Stored data
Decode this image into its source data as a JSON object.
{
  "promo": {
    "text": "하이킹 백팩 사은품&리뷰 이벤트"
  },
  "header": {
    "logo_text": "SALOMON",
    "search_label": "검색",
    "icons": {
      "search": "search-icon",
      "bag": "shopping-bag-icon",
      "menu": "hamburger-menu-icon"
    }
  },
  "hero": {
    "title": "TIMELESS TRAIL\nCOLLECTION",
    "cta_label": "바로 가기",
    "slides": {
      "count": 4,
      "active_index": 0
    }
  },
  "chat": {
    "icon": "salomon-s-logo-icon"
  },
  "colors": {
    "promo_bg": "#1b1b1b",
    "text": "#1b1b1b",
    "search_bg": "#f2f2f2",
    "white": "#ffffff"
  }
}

TASK TO CARRY OUT
Repeat the entries above exactly, leaving nothing out.

RESPONSE TO THE TASK
Decode this image into its source data as a JSON object.
{
  "promo": {
    "text": "하이킹 백팩 사은품&리뷰 이벤트"
  },
  "header": {
    "logo_text": "SALOMON",
    "search_label": "검색",
    "icons": {
      "search": "search-icon",
      "bag": "shopping-bag-icon",
      "menu": "hamburger-menu-icon"
    }
  },
  "hero": {
    "title": "TIMELESS TRAIL\nCOLLECTION",
    "cta_label": "바로 가기",
    "slides": {
      "count": 4,
      "active_index": 0
    }
  },
  "chat": {
    "icon": "salomon-s-logo-icon"
  },
  "colors": {
    "promo_bg": "#1b1b1b",
    "text": "#1b1b1b",
    "search_bg": "#f2f2f2",
    "white": "#ffffff"
  }
}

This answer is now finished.